>> Start Extract to read

Part 2: The Trench - Part 3: The Canyon

Chapter 33 Summary

Hunt visits the Oracle in her temple. Others have asked her about the missing Horn, but her visions reveal nothing about the theft. Hunt asks her why anyone would want Luna’s Horn. She says that the thief intends to repair it and open the Northern Rift, allowing the princes of Hel to return to Midgard. When the Oracle offers to reveal Hunt’s future and tell him about her vision for Bryce, he declines both offers. The session ends with the Oracle warning him, “Do yourself a favor, Orion Athalar: keep well away from Bryce Quinlan” (326).

Chapter 34 Summary

Hunt emerges from the temple to report to Bryce and Ruhn. They speculate about how the Horn might be repaired since the Oracle insisted that this is possible. Ruhn intends to ask a medwitch with healing abilities about it. After he leaves, Bryce tells Hunt about her own encounter with the Oracle. “When the Oracle looked into her smoke, she screamed. Clawed at her eyes […] I heard later that she went blind for a week” (330). Rumors of this evil portent get back to Bryce’s father, who was expecting a favorable prediction. He feels that his daughter has disgraced the family somehow and sends her packing. Bryce tells Hunt that she was never able to learn what the Oracle saw but concludes that her destiny must be horrible.

Chapter 35 Summary

That evening, Hunt has arranged for the duo to meet with Briggs in prison. They want to learn if his people were behind the bombing at the White Raven. He presents a harrowing image since he is tortured every day and then stitched up by magic each night. He denies responsibility for Danika’s killing but thinks his people might have managed the club disaster. Surprisingly, he reveals that Danika may have been a sympathizer in the cause of human liberation.

As they leave the prison, Hunt broods about his own past experiences as an angel revolutionary. He begins to identify with Briggs until Bryce says, “Briggs is a bad person. He might have once gotten into the human rebellion for the right reasons, but he is a bad person. You aren’t. You will never be. End of story” (345).

>> End Extract to read

> _Brief_
Continue the chapter summaries above, picking up after their last sentence.

>> Start Supplied material

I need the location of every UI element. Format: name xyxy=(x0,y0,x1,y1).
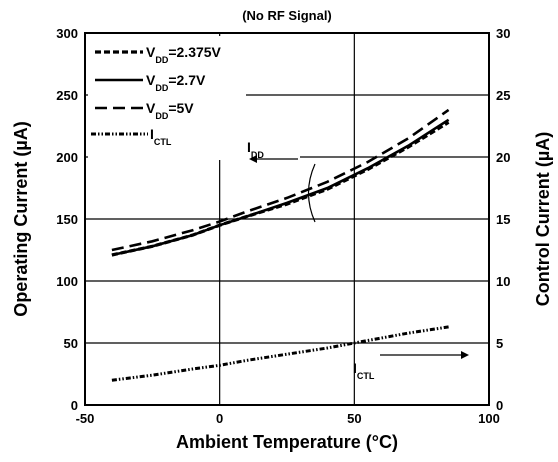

>> End Supplied material

> _Expected answer_
Chapter 36 Summary

Later that evening, Bryce and Hunt go to a shooting range in Moonwood, where they find Ruhn and two of his Aux friends at target practice. Bryce, who was taught combat skills by her stepfather, demonstrates her ability with a gun, which both surprises and pleases Hunt. He matches her accuracy as a gesture of camaraderie. She interprets his actions to mean, “I see you, Quinlan, he silently conveyed to her. And I like all of it. Right back at you, her half smile seemed to say” (352).

Bryce asks Ruhn and his friends to check the video footage from the temple on the night that the Horn was taken. Perhaps something has been missed. Before they leave, a call comes through that another murder has taken place.

Chapter 37 Summary

As Ruhn and his friends go to the murder site, Hunt hangs back. He is protective of Bryce and asks if she’d prefer not to visit another crime scene. She insists that she needs to push through the experience. This time, the victim is a guard from Luna’s Temple who happened to be on duty the night when the Horn was taken.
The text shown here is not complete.